**Task to complete:**
Only lines holding the word "text" should be copied from the material.

[Data entries]

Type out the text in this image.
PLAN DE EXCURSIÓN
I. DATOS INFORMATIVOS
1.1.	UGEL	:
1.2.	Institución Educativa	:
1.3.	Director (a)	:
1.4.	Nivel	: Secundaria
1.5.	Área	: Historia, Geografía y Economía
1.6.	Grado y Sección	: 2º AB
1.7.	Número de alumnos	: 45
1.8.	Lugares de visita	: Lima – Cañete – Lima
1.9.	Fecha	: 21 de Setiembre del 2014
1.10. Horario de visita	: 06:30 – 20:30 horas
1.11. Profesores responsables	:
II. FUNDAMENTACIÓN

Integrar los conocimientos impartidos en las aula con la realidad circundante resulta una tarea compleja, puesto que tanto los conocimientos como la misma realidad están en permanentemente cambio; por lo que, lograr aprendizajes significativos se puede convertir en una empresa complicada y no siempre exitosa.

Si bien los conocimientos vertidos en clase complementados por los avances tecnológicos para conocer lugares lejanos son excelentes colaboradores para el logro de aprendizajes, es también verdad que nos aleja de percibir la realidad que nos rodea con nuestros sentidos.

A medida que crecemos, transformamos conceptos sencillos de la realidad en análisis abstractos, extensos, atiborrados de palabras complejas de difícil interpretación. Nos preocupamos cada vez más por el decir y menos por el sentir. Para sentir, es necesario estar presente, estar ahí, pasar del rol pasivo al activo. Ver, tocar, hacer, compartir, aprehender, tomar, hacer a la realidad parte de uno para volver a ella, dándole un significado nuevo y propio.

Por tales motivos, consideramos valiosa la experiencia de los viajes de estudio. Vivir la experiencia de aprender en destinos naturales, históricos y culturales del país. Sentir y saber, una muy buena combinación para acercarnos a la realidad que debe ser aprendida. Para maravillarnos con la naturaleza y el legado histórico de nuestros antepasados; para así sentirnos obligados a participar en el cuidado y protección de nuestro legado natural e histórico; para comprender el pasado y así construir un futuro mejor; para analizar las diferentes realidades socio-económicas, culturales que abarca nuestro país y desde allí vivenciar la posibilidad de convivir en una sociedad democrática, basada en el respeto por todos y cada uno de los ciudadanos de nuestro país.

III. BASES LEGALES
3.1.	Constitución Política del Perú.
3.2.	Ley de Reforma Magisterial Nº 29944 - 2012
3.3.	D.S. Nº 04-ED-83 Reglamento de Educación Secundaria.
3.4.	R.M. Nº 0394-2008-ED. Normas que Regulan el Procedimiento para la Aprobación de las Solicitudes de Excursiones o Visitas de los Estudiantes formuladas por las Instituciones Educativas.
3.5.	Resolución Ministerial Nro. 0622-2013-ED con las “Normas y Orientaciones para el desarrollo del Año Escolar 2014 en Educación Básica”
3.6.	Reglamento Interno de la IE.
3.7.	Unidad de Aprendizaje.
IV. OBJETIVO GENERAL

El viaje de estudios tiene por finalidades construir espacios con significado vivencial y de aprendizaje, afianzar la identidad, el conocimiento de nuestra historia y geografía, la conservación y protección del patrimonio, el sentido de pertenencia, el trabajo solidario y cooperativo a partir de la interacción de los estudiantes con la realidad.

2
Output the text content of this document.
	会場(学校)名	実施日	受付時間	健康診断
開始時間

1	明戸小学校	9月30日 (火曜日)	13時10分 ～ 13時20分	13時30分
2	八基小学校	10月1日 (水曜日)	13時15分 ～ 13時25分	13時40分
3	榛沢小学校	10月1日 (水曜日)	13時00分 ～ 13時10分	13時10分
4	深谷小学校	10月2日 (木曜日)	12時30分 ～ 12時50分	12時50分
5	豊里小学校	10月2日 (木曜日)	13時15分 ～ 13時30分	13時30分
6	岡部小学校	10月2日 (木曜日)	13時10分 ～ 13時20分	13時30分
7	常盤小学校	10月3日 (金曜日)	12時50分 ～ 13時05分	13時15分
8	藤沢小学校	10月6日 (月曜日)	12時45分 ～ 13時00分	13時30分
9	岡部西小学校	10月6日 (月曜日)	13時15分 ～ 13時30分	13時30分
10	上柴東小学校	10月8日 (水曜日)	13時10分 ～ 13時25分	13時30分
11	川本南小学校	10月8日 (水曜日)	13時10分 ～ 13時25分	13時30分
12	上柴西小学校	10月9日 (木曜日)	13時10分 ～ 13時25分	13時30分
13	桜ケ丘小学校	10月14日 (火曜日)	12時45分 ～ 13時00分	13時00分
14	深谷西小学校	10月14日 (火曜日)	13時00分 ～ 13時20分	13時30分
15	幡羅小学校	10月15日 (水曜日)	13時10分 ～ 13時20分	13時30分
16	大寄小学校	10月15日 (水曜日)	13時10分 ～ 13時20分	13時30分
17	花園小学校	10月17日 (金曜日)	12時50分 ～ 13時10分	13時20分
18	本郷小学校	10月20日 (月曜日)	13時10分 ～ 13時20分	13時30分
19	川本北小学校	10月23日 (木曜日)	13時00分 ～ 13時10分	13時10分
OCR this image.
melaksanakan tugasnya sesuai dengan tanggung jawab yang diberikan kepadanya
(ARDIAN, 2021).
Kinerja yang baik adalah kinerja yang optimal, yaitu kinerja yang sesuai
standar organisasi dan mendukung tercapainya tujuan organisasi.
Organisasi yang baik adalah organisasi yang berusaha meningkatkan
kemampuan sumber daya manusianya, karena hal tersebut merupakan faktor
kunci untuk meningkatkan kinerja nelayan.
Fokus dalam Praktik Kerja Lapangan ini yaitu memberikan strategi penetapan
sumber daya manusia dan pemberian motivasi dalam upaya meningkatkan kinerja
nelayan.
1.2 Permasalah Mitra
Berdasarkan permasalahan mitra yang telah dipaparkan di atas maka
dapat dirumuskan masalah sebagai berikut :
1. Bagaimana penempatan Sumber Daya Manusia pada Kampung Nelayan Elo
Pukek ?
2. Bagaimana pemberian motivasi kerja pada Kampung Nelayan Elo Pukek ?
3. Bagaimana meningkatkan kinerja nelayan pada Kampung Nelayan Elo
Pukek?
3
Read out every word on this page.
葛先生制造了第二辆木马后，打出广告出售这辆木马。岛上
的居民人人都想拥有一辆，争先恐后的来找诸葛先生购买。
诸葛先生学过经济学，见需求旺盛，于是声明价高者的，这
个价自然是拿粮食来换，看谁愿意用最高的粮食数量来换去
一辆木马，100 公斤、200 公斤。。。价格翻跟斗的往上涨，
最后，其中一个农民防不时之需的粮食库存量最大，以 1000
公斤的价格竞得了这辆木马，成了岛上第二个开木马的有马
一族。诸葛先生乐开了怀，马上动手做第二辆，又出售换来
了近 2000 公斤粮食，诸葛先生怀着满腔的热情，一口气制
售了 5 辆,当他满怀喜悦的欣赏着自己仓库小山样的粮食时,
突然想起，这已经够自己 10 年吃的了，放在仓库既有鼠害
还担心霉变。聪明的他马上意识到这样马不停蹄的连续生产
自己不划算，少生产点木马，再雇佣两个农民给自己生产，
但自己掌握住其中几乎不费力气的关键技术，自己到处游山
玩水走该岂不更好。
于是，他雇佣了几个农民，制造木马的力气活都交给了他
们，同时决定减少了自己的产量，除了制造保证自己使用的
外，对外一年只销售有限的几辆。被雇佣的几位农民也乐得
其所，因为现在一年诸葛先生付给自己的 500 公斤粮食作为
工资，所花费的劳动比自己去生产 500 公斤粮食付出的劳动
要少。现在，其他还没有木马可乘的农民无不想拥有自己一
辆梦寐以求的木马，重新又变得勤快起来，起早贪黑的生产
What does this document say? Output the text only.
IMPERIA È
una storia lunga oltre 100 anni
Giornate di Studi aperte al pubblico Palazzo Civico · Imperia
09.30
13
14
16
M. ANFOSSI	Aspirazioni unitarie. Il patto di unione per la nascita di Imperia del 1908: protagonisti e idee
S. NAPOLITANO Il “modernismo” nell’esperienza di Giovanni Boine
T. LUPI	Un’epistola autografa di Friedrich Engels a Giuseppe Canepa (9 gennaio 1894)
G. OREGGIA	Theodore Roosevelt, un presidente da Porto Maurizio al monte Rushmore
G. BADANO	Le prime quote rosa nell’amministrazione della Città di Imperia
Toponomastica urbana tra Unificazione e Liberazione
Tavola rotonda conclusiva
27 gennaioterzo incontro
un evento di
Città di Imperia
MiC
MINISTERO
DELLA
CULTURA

**Response to the exercise:**
Type out the text in this image.
Output the text content of this document.
What does this document say? Output the text only.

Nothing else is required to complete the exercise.